● **EXERCISE DESCRIPTION**:
Check each line below for the word "text", and copy those that have it.

==== ROWS ====

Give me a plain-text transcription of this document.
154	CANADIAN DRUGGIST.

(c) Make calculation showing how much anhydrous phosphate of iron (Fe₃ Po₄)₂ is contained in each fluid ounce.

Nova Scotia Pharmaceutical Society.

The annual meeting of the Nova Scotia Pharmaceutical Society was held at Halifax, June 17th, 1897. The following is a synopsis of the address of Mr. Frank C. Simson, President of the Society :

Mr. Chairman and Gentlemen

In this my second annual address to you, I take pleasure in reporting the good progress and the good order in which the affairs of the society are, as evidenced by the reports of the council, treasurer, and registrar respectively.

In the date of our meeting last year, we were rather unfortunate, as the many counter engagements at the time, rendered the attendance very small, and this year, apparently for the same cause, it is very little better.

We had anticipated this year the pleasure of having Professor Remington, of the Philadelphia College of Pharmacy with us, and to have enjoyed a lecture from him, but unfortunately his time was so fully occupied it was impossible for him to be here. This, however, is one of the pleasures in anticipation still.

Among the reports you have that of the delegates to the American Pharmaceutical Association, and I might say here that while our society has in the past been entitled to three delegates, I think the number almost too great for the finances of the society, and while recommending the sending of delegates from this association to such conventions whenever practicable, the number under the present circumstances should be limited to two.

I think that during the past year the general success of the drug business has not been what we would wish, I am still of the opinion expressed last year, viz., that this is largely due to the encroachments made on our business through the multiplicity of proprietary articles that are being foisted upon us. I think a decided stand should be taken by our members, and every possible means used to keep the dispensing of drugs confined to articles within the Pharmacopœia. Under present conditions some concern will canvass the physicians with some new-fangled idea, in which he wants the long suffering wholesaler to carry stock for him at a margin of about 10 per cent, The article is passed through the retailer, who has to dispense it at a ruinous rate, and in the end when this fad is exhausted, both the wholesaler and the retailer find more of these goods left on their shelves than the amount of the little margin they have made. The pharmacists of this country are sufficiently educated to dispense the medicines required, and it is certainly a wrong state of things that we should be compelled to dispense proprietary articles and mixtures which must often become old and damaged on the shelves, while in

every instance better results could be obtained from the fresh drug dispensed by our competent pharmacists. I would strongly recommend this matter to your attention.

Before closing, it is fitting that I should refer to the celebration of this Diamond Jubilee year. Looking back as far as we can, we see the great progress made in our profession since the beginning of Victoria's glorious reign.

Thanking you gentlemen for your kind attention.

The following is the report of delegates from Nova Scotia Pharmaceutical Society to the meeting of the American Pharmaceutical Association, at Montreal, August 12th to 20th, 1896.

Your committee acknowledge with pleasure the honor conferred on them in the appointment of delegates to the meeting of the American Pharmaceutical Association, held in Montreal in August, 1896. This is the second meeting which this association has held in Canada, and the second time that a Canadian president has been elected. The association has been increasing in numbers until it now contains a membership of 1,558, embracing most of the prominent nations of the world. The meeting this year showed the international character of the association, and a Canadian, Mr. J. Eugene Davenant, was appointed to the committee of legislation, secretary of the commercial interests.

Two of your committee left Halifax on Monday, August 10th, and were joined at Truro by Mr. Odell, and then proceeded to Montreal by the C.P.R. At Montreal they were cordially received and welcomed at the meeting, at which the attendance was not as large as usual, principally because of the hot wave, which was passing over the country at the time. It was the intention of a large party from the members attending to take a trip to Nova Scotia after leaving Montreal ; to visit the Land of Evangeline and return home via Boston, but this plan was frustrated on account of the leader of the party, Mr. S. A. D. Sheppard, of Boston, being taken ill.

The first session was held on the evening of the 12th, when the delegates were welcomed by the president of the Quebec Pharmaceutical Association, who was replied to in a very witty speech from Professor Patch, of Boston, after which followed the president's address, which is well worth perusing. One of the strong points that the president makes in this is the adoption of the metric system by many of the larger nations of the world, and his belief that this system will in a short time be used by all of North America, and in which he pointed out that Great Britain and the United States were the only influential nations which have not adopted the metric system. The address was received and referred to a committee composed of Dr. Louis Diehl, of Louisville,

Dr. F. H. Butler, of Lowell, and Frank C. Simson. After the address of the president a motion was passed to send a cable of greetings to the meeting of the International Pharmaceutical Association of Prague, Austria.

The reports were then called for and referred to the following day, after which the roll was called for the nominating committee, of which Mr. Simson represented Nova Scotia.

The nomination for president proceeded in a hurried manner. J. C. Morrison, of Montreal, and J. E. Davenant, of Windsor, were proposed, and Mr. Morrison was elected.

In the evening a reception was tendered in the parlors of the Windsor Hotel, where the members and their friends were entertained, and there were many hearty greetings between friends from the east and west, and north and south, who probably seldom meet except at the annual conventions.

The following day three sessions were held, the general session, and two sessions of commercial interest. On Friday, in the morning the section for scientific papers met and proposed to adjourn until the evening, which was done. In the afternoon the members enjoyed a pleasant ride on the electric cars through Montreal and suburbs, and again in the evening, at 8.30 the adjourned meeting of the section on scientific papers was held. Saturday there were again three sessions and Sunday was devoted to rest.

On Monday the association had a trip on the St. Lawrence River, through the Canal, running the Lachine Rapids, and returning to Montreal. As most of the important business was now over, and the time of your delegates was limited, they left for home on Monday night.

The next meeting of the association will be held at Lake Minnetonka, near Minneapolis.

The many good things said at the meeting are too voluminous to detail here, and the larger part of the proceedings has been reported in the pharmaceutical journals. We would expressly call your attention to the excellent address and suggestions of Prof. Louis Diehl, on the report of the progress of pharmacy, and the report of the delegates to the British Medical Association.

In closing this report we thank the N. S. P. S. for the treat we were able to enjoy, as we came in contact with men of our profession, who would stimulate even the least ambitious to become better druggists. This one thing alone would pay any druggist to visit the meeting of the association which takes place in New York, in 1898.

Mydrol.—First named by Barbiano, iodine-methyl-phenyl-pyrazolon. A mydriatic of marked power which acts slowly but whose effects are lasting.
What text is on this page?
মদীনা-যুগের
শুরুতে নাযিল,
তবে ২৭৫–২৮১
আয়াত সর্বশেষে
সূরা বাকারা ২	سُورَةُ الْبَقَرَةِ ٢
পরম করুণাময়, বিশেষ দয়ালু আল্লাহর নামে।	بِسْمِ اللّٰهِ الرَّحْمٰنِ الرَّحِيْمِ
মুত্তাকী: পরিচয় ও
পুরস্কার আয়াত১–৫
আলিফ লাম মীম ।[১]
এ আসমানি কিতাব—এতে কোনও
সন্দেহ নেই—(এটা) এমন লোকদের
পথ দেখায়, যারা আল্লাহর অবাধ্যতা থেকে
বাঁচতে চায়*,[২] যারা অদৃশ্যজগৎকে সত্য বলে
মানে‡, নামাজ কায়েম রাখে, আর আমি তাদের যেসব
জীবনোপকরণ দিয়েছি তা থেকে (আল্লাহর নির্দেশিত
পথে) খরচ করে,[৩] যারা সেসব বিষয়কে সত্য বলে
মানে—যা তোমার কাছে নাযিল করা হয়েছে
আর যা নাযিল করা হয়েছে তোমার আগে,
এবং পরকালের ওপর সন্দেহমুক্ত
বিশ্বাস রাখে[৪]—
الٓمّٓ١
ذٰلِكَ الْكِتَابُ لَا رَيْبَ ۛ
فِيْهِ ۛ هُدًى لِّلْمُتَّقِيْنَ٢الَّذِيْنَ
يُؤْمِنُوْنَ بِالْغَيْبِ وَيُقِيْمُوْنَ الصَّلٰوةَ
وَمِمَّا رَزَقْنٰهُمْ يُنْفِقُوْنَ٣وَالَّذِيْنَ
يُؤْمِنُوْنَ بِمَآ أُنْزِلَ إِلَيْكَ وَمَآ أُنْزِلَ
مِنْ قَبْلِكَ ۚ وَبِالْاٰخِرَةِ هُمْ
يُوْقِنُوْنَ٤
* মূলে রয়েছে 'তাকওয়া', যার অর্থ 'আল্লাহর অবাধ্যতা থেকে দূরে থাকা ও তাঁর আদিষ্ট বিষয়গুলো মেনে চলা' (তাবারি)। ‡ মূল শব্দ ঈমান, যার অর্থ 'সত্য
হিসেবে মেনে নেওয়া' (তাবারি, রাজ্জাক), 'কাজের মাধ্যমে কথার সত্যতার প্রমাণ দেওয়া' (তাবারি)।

====

● **CORRECT OUTPUT**:
Give me a plain-text transcription of this document.
What text is on this page?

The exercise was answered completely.